GIVEN EXERCISE:
Give, as a bare number, the count of lines that contain the word "label".
==============================
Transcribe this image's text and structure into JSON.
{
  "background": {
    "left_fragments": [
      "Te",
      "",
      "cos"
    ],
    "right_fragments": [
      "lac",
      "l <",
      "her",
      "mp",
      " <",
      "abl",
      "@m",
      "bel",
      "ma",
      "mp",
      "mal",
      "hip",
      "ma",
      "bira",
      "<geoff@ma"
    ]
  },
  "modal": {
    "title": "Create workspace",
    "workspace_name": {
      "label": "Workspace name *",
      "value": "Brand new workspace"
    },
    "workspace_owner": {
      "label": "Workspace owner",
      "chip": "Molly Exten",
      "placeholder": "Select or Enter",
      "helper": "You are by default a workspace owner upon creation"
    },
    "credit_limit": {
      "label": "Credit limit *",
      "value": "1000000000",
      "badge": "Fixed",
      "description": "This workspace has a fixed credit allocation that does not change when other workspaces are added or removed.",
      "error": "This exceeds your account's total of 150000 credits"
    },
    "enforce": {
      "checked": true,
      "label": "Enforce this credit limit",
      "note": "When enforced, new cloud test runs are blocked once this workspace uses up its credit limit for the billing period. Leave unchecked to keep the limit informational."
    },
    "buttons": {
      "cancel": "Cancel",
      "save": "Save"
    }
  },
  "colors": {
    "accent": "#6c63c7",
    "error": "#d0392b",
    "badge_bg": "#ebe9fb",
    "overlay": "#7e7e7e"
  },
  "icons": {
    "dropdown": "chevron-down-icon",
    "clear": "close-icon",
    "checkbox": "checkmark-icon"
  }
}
==============================
PROBLEM SOLUTION:
4